▸ **Given exercise**:
Each entry should be quoted word for word, including every mark of punctuation.

▸ **Data provided**:
################

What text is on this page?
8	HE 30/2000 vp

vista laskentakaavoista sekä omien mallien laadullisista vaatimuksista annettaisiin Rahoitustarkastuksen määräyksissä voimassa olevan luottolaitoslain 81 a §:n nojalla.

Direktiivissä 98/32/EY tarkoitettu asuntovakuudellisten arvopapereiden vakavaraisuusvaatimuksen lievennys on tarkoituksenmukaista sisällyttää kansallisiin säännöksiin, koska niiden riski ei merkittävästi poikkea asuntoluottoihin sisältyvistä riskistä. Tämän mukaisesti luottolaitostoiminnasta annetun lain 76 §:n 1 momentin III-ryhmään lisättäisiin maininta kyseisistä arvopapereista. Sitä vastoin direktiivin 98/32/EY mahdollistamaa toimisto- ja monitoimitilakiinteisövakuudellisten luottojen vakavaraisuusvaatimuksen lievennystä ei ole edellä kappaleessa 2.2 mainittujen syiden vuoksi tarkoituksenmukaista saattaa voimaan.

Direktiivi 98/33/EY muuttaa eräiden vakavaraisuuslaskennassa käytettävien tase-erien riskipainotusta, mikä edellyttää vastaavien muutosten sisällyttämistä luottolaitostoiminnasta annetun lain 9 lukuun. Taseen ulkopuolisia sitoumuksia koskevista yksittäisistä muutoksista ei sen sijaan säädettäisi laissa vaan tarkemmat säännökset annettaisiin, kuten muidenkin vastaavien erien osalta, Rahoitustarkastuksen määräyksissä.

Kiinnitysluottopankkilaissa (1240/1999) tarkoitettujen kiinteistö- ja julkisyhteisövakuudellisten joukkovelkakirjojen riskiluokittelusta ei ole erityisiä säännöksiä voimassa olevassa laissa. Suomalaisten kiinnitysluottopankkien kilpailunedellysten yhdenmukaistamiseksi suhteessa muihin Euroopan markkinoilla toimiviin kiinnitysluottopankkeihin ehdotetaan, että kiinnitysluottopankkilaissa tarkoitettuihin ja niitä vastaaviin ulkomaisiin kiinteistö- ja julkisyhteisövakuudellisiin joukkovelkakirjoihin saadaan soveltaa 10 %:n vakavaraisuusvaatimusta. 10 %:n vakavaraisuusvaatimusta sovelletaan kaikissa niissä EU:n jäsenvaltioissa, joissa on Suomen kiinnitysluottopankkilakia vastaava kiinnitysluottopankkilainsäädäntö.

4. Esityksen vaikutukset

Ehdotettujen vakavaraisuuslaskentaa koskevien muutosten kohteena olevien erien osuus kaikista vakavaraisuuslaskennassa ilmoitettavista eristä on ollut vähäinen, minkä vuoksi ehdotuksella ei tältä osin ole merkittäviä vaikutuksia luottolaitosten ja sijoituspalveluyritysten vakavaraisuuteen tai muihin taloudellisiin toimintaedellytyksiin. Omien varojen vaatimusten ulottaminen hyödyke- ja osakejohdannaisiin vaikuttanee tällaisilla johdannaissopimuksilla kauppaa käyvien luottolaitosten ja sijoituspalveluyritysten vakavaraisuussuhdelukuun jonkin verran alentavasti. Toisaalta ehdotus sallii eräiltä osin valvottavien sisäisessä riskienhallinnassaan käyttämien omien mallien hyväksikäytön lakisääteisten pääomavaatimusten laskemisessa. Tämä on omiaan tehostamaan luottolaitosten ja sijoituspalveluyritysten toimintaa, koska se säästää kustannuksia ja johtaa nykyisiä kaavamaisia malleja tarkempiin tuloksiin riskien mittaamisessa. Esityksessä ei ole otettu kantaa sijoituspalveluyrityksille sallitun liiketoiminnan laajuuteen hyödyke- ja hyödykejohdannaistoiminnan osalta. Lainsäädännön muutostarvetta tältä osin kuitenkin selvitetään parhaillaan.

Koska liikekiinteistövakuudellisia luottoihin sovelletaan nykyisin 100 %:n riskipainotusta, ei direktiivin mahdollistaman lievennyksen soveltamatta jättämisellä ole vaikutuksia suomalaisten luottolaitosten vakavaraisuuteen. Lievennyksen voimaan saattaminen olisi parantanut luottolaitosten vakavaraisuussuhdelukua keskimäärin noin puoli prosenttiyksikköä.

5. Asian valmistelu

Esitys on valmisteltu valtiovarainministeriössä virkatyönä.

################

▸ **Complete answer**:
What text is on this page?
8	HE 30/2000 vp

vista laskentakaavoista sekä omien mallien laadullisista vaatimuksista annettaisiin Rahoitustarkastuksen määräyksissä voimassa olevan luottolaitoslain 81 a §:n nojalla.

Direktiivissä 98/32/EY tarkoitettu asuntovakuudellisten arvopapereiden vakavaraisuusvaatimuksen lievennys on tarkoituksenmukaista sisällyttää kansallisiin säännöksiin, koska niiden riski ei merkittävästi poikkea asuntoluottoihin sisältyvistä riskistä. Tämän mukaisesti luottolaitostoiminnasta annetun lain 76 §:n 1 momentin III-ryhmään lisättäisiin maininta kyseisistä arvopapereista. Sitä vastoin direktiivin 98/32/EY mahdollistamaa toimisto- ja monitoimitilakiinteisövakuudellisten luottojen vakavaraisuusvaatimuksen lievennystä ei ole edellä kappaleessa 2.2 mainittujen syiden vuoksi tarkoituksenmukaista saattaa voimaan.

Direktiivi 98/33/EY muuttaa eräiden vakavaraisuuslaskennassa käytettävien tase-erien riskipainotusta, mikä edellyttää vastaavien muutosten sisällyttämistä luottolaitostoiminnasta annetun lain 9 lukuun. Taseen ulkopuolisia sitoumuksia koskevista yksittäisistä muutoksista ei sen sijaan säädettäisi laissa vaan tarkemmat säännökset annettaisiin, kuten muidenkin vastaavien erien osalta, Rahoitustarkastuksen määräyksissä.

Kiinnitysluottopankkilaissa (1240/1999) tarkoitettujen kiinteistö- ja julkisyhteisövakuudellisten joukkovelkakirjojen riskiluokittelusta ei ole erityisiä säännöksiä voimassa olevassa laissa. Suomalaisten kiinnitysluottopankkien kilpailunedellysten yhdenmukaistamiseksi suhteessa muihin Euroopan markkinoilla toimiviin kiinnitysluottopankkeihin ehdotetaan, että kiinnitysluottopankkilaissa tarkoitettuihin ja niitä vastaaviin ulkomaisiin kiinteistö- ja julkisyhteisövakuudellisiin joukkovelkakirjoihin saadaan soveltaa 10 %:n vakavaraisuusvaatimusta. 10 %:n vakavaraisuusvaatimusta sovelletaan kaikissa niissä EU:n jäsenvaltioissa, joissa on Suomen kiinnitysluottopankkilakia vastaava kiinnitysluottopankkilainsäädäntö.

4. Esityksen vaikutukset

Ehdotettujen vakavaraisuuslaskentaa koskevien muutosten kohteena olevien erien osuus kaikista vakavaraisuuslaskennassa ilmoitettavista eristä on ollut vähäinen, minkä vuoksi ehdotuksella ei tältä osin ole merkittäviä vaikutuksia luottolaitosten ja sijoituspalveluyritysten vakavaraisuuteen tai muihin taloudellisiin toimintaedellytyksiin. Omien varojen vaatimusten ulottaminen hyödyke- ja osakejohdannaisiin vaikuttanee tällaisilla johdannaissopimuksilla kauppaa käyvien luottolaitosten ja sijoituspalveluyritysten vakavaraisuussuhdelukuun jonkin verran alentavasti. Toisaalta ehdotus sallii eräiltä osin valvottavien sisäisessä riskienhallinnassaan käyttämien omien mallien hyväksikäytön lakisääteisten pääomavaatimusten laskemisessa. Tämä on omiaan tehostamaan luottolaitosten ja sijoituspalveluyritysten toimintaa, koska se säästää kustannuksia ja johtaa nykyisiä kaavamaisia malleja tarkempiin tuloksiin riskien mittaamisessa. Esityksessä ei ole otettu kantaa sijoituspalveluyrityksille sallitun liiketoiminnan laajuuteen hyödyke- ja hyödykejohdannaistoiminnan osalta. Lainsäädännön muutostarvetta tältä osin kuitenkin selvitetään parhaillaan.

Koska liikekiinteistövakuudellisia luottoihin sovelletaan nykyisin 100 %:n riskipainotusta, ei direktiivin mahdollistaman lievennyksen soveltamatta jättämisellä ole vaikutuksia suomalaisten luottolaitosten vakavaraisuuteen. Lievennyksen voimaan saattaminen olisi parantanut luottolaitosten vakavaraisuussuhdelukua keskimäärin noin puoli prosenttiyksikköä.

5. Asian valmistelu

Esitys on valmisteltu valtiovarainministeriössä virkatyönä.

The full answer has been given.